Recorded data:
====================

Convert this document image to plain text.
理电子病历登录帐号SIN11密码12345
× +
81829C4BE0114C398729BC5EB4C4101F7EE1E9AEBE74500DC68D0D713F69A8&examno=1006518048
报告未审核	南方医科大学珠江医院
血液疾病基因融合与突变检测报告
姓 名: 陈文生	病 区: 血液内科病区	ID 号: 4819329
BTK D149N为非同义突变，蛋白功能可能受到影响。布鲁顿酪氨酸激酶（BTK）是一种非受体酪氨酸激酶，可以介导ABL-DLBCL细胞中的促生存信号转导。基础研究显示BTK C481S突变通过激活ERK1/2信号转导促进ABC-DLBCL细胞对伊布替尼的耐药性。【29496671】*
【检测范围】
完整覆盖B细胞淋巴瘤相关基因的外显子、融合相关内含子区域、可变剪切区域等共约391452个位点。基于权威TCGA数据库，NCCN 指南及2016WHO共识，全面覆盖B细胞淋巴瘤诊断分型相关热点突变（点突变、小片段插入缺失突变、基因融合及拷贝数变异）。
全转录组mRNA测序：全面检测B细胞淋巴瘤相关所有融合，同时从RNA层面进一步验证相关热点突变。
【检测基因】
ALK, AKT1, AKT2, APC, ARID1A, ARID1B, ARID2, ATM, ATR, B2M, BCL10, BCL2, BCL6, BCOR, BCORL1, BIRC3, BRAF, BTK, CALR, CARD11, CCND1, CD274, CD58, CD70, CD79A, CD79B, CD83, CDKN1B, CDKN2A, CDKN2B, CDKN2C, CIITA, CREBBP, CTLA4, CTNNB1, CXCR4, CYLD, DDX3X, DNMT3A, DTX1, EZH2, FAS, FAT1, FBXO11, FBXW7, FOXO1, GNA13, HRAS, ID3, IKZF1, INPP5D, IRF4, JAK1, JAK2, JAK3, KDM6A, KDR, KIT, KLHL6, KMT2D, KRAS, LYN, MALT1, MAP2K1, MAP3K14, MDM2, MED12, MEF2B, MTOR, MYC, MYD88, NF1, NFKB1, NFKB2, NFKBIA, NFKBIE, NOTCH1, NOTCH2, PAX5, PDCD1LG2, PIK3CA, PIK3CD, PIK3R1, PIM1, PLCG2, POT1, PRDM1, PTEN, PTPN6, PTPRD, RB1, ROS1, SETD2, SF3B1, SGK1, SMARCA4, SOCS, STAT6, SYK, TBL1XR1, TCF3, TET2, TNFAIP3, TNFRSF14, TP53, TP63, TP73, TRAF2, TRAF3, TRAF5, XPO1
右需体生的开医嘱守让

====================

— Assignment —
Each entry above needs to be retyped exactly as it appears.

— Answer box —
Convert this document image to plain text.
理电子病历登录帐号SIN11密码12345
× +
81829C4BE0114C398729BC5EB4C4101F7EE1E9AEBE74500DC68D0D713F69A8&examno=1006518048
报告未审核	南方医科大学珠江医院
血液疾病基因融合与突变检测报告
姓 名: 陈文生	病 区: 血液内科病区	ID 号: 4819329
BTK D149N为非同义突变，蛋白功能可能受到影响。布鲁顿酪氨酸激酶（BTK）是一种非受体酪氨酸激酶，可以介导ABL-DLBCL细胞中的促生存信号转导。基础研究显示BTK C481S突变通过激活ERK1/2信号转导促进ABC-DLBCL细胞对伊布替尼的耐药性。【29496671】*
【检测范围】
完整覆盖B细胞淋巴瘤相关基因的外显子、融合相关内含子区域、可变剪切区域等共约391452个位点。基于权威TCGA数据库，NCCN 指南及2016WHO共识，全面覆盖B细胞淋巴瘤诊断分型相关热点突变（点突变、小片段插入缺失突变、基因融合及拷贝数变异）。
全转录组mRNA测序：全面检测B细胞淋巴瘤相关所有融合，同时从RNA层面进一步验证相关热点突变。
【检测基因】
ALK, AKT1, AKT2, APC, ARID1A, ARID1B, ARID2, ATM, ATR, B2M, BCL10, BCL2, BCL6, BCOR, BCORL1, BIRC3, BRAF, BTK, CALR, CARD11, CCND1, CD274, CD58, CD70, CD79A, CD79B, CD83, CDKN1B, CDKN2A, CDKN2B, CDKN2C, CIITA, CREBBP, CTLA4, CTNNB1, CXCR4, CYLD, DDX3X, DNMT3A, DTX1, EZH2, FAS, FAT1, FBXO11, FBXW7, FOXO1, GNA13, HRAS, ID3, IKZF1, INPP5D, IRF4, JAK1, JAK2, JAK3, KDM6A, KDR, KIT, KLHL6, KMT2D, KRAS, LYN, MALT1, MAP2K1, MAP3K14, MDM2, MED12, MEF2B, MTOR, MYC, MYD88, NF1, NFKB1, NFKB2, NFKBIA, NFKBIE, NOTCH1, NOTCH2, PAX5, PDCD1LG2, PIK3CA, PIK3CD, PIK3R1, PIM1, PLCG2, POT1, PRDM1, PTEN, PTPN6, PTPRD, RB1, ROS1, SETD2, SF3B1, SGK1, SMARCA4, SOCS, STAT6, SYK, TBL1XR1, TCF3, TET2, TNFAIP3, TNFRSF14, TP53, TP63, TP73, TRAF2, TRAF3, TRAF5, XPO1
右需体生的开医嘱守让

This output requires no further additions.